■ Task description
Copy out the lines that include the word "Baja".

### Data lines ###

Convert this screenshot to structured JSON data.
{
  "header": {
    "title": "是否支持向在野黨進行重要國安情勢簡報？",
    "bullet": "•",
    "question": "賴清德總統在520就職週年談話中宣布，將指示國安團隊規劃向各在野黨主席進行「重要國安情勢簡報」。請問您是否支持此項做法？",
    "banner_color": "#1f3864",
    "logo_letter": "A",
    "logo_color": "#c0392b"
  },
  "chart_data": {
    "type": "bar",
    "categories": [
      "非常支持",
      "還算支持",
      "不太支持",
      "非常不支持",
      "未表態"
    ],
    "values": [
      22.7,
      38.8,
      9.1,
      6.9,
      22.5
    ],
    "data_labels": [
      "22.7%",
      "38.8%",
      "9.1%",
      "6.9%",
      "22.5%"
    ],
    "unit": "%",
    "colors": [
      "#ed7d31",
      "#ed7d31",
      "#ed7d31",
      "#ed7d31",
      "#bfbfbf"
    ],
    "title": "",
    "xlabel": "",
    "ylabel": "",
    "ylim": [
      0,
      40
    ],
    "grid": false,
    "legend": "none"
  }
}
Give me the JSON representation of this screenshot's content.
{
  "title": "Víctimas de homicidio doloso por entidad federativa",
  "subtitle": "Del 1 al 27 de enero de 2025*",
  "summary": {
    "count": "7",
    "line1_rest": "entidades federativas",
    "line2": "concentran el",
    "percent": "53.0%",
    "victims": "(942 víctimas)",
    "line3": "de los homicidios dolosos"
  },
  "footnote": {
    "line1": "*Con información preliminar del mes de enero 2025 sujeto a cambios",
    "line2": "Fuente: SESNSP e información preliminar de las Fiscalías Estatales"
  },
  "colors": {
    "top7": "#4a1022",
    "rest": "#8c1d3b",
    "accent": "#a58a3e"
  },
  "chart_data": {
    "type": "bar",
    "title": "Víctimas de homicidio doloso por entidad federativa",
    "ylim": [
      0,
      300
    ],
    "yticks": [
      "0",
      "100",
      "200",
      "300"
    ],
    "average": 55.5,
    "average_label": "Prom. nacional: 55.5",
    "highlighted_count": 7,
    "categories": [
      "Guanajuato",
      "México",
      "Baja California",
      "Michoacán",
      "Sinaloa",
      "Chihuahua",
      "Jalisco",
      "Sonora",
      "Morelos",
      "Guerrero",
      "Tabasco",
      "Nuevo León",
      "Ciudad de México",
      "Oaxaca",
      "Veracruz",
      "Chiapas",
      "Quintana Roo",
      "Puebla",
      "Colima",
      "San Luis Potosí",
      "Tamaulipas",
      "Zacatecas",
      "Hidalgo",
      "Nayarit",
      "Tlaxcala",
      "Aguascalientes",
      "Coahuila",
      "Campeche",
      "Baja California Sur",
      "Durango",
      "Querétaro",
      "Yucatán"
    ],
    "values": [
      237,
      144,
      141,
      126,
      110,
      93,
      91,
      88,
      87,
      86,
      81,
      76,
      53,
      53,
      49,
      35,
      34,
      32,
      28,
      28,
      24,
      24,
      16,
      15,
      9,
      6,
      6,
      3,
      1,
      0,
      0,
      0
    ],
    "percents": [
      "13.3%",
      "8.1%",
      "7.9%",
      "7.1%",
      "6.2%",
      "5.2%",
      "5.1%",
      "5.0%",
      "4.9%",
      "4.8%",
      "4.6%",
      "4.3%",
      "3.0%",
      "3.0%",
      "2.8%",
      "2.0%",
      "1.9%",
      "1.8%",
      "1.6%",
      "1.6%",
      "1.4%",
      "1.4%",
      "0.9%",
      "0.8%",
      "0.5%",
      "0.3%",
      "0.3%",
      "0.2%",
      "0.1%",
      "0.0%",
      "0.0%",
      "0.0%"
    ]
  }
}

###

■ The response
      "Baja California",
      "Baja California Sur",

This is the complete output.